▸ **Work to do**: Output each entry that follows exactly. Images stay out.

*-*-*

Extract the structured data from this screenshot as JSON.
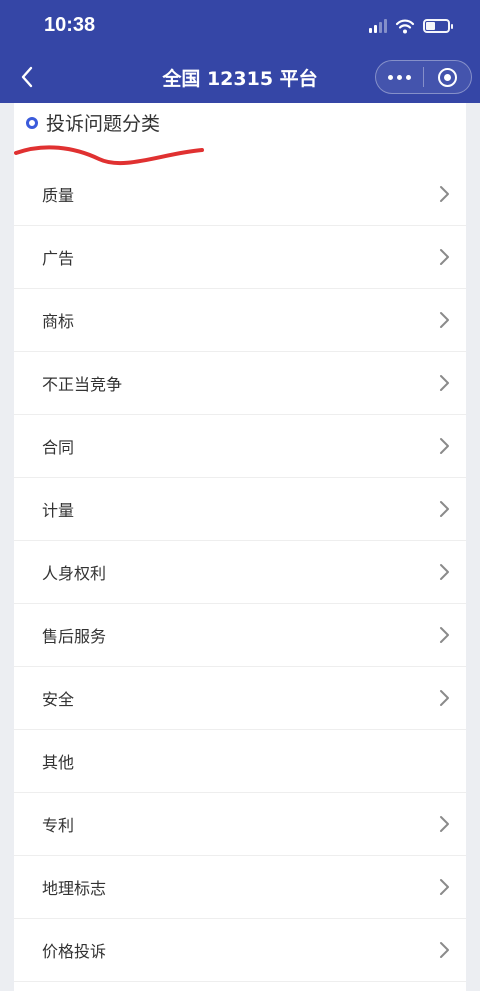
{
  "status_bar": {
    "time": "10:38"
  },
  "nav": {
    "title": "全国 12315 平台"
  },
  "section": {
    "title": "投诉问题分类"
  },
  "categories": [
    {
      "label": "质量",
      "has_arrow": true
    },
    {
      "label": "广告",
      "has_arrow": true
    },
    {
      "label": "商标",
      "has_arrow": true
    },
    {
      "label": "不正当竞争",
      "has_arrow": true
    },
    {
      "label": "合同",
      "has_arrow": true
    },
    {
      "label": "计量",
      "has_arrow": true
    },
    {
      "label": "人身权利",
      "has_arrow": true
    },
    {
      "label": "售后服务",
      "has_arrow": true
    },
    {
      "label": "安全",
      "has_arrow": true
    },
    {
      "label": "其他",
      "has_arrow": false
    },
    {
      "label": "专利",
      "has_arrow": true
    },
    {
      "label": "地理标志",
      "has_arrow": true
    },
    {
      "label": "价格投诉",
      "has_arrow": true
    }
  ],
  "colors": {
    "header": "#3546a6",
    "accent": "#3b5bdb",
    "annotation": "#e03131"
  },
  "icons": [
    "back-icon",
    "more-icon",
    "close-mini-program-icon",
    "chevron-right-icon",
    "wifi-icon",
    "battery-icon",
    "signal-icon"
  ]
}
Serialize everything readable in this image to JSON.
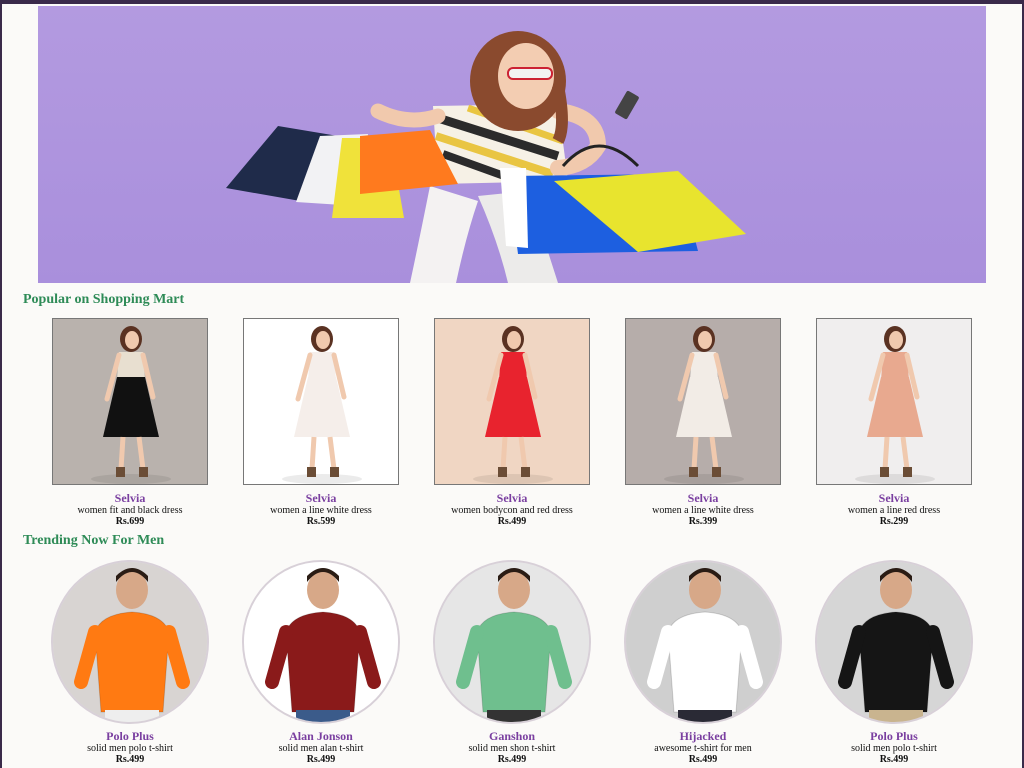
{
  "hero": {
    "banner": "shopping-woman-banner",
    "colors": {
      "background": "#a98fdc"
    }
  },
  "sections": {
    "popular_title": "Popular on Shopping Mart",
    "men_title": "Trending Now For Men"
  },
  "women": [
    {
      "brand": "Selvia",
      "desc": "women fit and black dress",
      "price": "Rs.699",
      "bg": "#b9b2ad",
      "dress": "#111111",
      "top": "#e8dfd0"
    },
    {
      "brand": "Selvia",
      "desc": "women a line white dress",
      "price": "Rs.599",
      "bg": "#ffffff",
      "dress": "#f5eeea",
      "top": "#f5eeea"
    },
    {
      "brand": "Selvia",
      "desc": "women bodycon and red dress",
      "price": "Rs.499",
      "bg": "#f0d6c3",
      "dress": "#e8232e",
      "top": "#e8232e"
    },
    {
      "brand": "Selvia",
      "desc": "women a line white dress",
      "price": "Rs.399",
      "bg": "#b6adaa",
      "dress": "#f2ece6",
      "top": "#f2ece6"
    },
    {
      "brand": "Selvia",
      "desc": "women a line red dress",
      "price": "Rs.299",
      "bg": "#f0eeee",
      "dress": "#e8a98f",
      "top": "#e8a98f"
    }
  ],
  "men": [
    {
      "brand": "Polo Plus",
      "desc": "solid men polo t-shirt",
      "price": "Rs.499",
      "bg": "#d8d4d2",
      "shirt": "#ff7a12",
      "pants": "#eeeeee"
    },
    {
      "brand": "Alan Jonson",
      "desc": "solid men alan t-shirt",
      "price": "Rs.499",
      "bg": "#ffffff",
      "shirt": "#8a1a1a",
      "pants": "#3b5b8a"
    },
    {
      "brand": "Ganshon",
      "desc": "solid men shon t-shirt",
      "price": "Rs.499",
      "bg": "#e6e6e6",
      "shirt": "#6fbf8e",
      "pants": "#333333"
    },
    {
      "brand": "Hijacked",
      "desc": "awesome t-shirt for men",
      "price": "Rs.499",
      "bg": "#cfcfcf",
      "shirt": "#ffffff",
      "pants": "#2a2a35"
    },
    {
      "brand": "Polo Plus",
      "desc": "solid men polo t-shirt",
      "price": "Rs.499",
      "bg": "#d6d6d6",
      "shirt": "#151515",
      "pants": "#c9b48f"
    }
  ]
}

*-*-*

▸ **Completed exercise**:
Extract the structured data from this screenshot as JSON.
{
  "status_bar": {
    "time": "10:38"
  },
  "nav": {
    "title": "全国 12315 平台"
  },
  "section": {
    "title": "投诉问题分类"
  },
  "categories": [
    {
      "label": "质量",
      "has_arrow": true
    },
    {
      "label": "广告",
      "has_arrow": true
    },
    {
      "label": "商标",
      "has_arrow": true
    },
    {
      "label": "不正当竞争",
      "has_arrow": true
    },
    {
      "label": "合同",
      "has_arrow": true
    },
    {
      "label": "计量",
      "has_arrow": true
    },
    {
      "label": "人身权利",
      "has_arrow": true
    },
    {
      "label": "售后服务",
      "has_arrow": true
    },
    {
      "label": "安全",
      "has_arrow": true
    },
    {
      "label": "其他",
      "has_arrow": false
    },
    {
      "label": "专利",
      "has_arrow": true
    },
    {
      "label": "地理标志",
      "has_arrow": true
    },
    {
      "label": "价格投诉",
      "has_arrow": true
    }
  ],
  "colors": {
    "header": "#3546a6",
    "accent": "#3b5bdb",
    "annotation": "#e03131"
  },
  "icons": [
    "back-icon",
    "more-icon",
    "close-mini-program-icon",
    "chevron-right-icon",
    "wifi-icon",
    "battery-icon",
    "signal-icon"
  ]
}
Serialize everything readable in this image to JSON.
{
  "hero": {
    "banner": "shopping-woman-banner",
    "colors": {
      "background": "#a98fdc"
    }
  },
  "sections": {
    "popular_title": "Popular on Shopping Mart",
    "men_title": "Trending Now For Men"
  },
  "women": [
    {
      "brand": "Selvia",
      "desc": "women fit and black dress",
      "price": "Rs.699",
      "bg": "#b9b2ad",
      "dress": "#111111",
      "top": "#e8dfd0"
    },
    {
      "brand": "Selvia",
      "desc": "women a line white dress",
      "price": "Rs.599",
      "bg": "#ffffff",
      "dress": "#f5eeea",
      "top": "#f5eeea"
    },
    {
      "brand": "Selvia",
      "desc": "women bodycon and red dress",
      "price": "Rs.499",
      "bg": "#f0d6c3",
      "dress": "#e8232e",
      "top": "#e8232e"
    },
    {
      "brand": "Selvia",
      "desc": "women a line white dress",
      "price": "Rs.399",
      "bg": "#b6adaa",
      "dress": "#f2ece6",
      "top": "#f2ece6"
    },
    {
      "brand": "Selvia",
      "desc": "women a line red dress",
      "price": "Rs.299",
      "bg": "#f0eeee",
      "dress": "#e8a98f",
      "top": "#e8a98f"
    }
  ],
  "men": [
    {
      "brand": "Polo Plus",
      "desc": "solid men polo t-shirt",
      "price": "Rs.499",
      "bg": "#d8d4d2",
      "shirt": "#ff7a12",
      "pants": "#eeeeee"
    },
    {
      "brand": "Alan Jonson",
      "desc": "solid men alan t-shirt",
      "price": "Rs.499",
      "bg": "#ffffff",
      "shirt": "#8a1a1a",
      "pants": "#3b5b8a"
    },
    {
      "brand": "Ganshon",
      "desc": "solid men shon t-shirt",
      "price": "Rs.499",
      "bg": "#e6e6e6",
      "shirt": "#6fbf8e",
      "pants": "#333333"
    },
    {
      "brand": "Hijacked",
      "desc": "awesome t-shirt for men",
      "price": "Rs.499",
      "bg": "#cfcfcf",
      "shirt": "#ffffff",
      "pants": "#2a2a35"
    },
    {
      "brand": "Polo Plus",
      "desc": "solid men polo t-shirt",
      "price": "Rs.499",
      "bg": "#d6d6d6",
      "shirt": "#151515",
      "pants": "#c9b48f"
    }
  ]
}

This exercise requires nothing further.